## Stated problem
Copy every record below exactly as written, but leave out the pictures.
⁂
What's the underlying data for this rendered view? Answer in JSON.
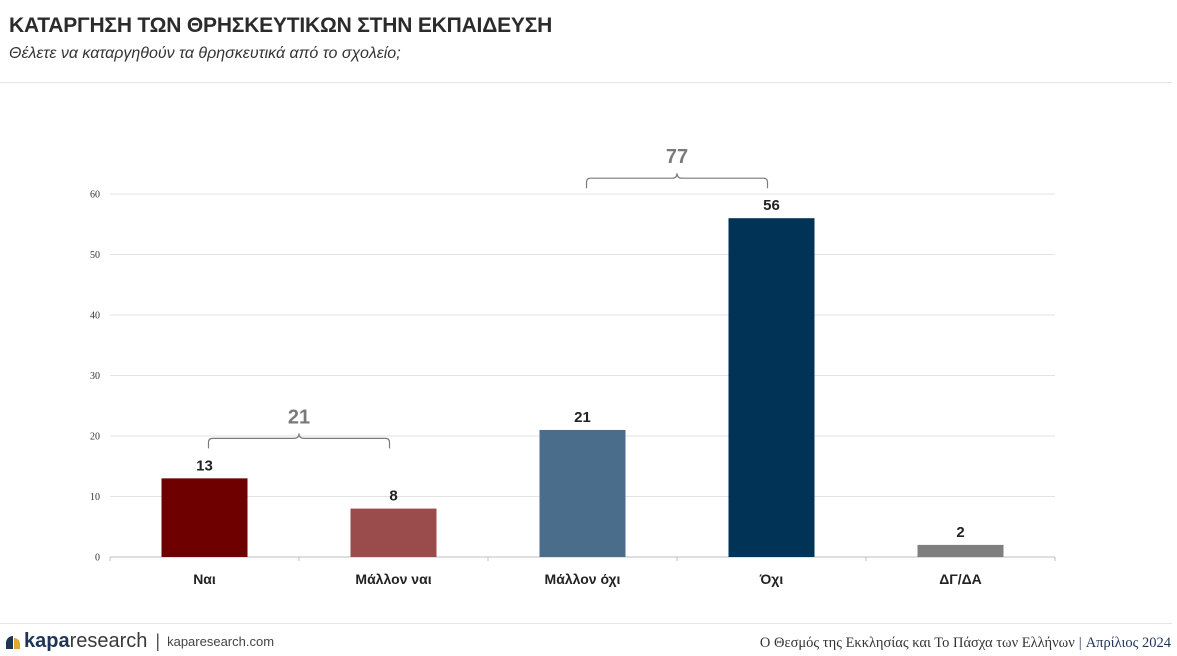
{
  "header": {
    "title": "ΚΑΤΑΡΓΗΣΗ ΤΩΝ ΘΡΗΣΚΕΥΤΙΚΩΝ ΣΤΗΝ ΕΚΠΑΙΔΕΥΣΗ",
    "subtitle": "Θέλετε να καταργηθούν τα θρησκευτικά από το σχολείο;"
  },
  "chart_data": {
    "type": "bar",
    "categories": [
      "Ναι",
      "Μάλλον ναι",
      "Μάλλον όχι",
      "Όχι",
      "ΔΓ/ΔΑ"
    ],
    "values": [
      13,
      8,
      21,
      56,
      2
    ],
    "colors": [
      "#6e0000",
      "#9a4b4b",
      "#4b6d8c",
      "#003355",
      "#7f7f7f"
    ],
    "ylim": [
      0,
      60
    ],
    "yticks": [
      0,
      10,
      20,
      30,
      40,
      50,
      60
    ],
    "grid": true,
    "groups": [
      {
        "label": "21",
        "from": 0,
        "to": 1
      },
      {
        "label": "77",
        "from": 2,
        "to": 3
      }
    ]
  },
  "footer": {
    "logo_kapa": "kapa",
    "logo_research": "research",
    "separator": "|",
    "site": "kaparesearch.com",
    "survey": "Ο Θεσμός της Εκκλησίας και Το Πάσχα των Ελλήνων",
    "date": "Απρίλιος 2024"
  }
}
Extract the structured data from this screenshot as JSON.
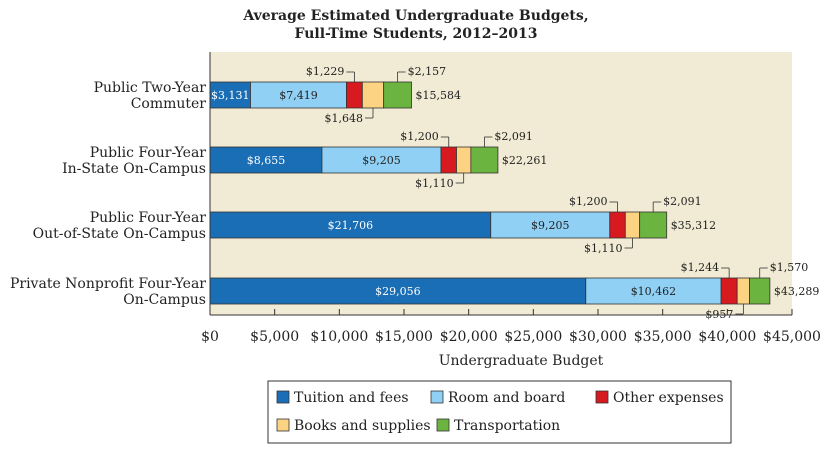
⁂
## Solution for this exercise
What's the underlying data for this rendered view? Answer in JSON.
{
  "header": {
    "title": "ΚΑΤΑΡΓΗΣΗ ΤΩΝ ΘΡΗΣΚΕΥΤΙΚΩΝ ΣΤΗΝ ΕΚΠΑΙΔΕΥΣΗ",
    "subtitle": "Θέλετε να καταργηθούν τα θρησκευτικά από το σχολείο;"
  },
  "chart_data": {
    "type": "bar",
    "categories": [
      "Ναι",
      "Μάλλον ναι",
      "Μάλλον όχι",
      "Όχι",
      "ΔΓ/ΔΑ"
    ],
    "values": [
      13,
      8,
      21,
      56,
      2
    ],
    "colors": [
      "#6e0000",
      "#9a4b4b",
      "#4b6d8c",
      "#003355",
      "#7f7f7f"
    ],
    "ylim": [
      0,
      60
    ],
    "yticks": [
      0,
      10,
      20,
      30,
      40,
      50,
      60
    ],
    "grid": true,
    "groups": [
      {
        "label": "21",
        "from": 0,
        "to": 1
      },
      {
        "label": "77",
        "from": 2,
        "to": 3
      }
    ]
  },
  "footer": {
    "logo_kapa": "kapa",
    "logo_research": "research",
    "separator": "|",
    "site": "kaparesearch.com",
    "survey": "Ο Θεσμός της Εκκλησίας και Το Πάσχα των Ελλήνων",
    "date": "Απρίλιος 2024"
  }
}
Extract the structured data from this screenshot as JSON.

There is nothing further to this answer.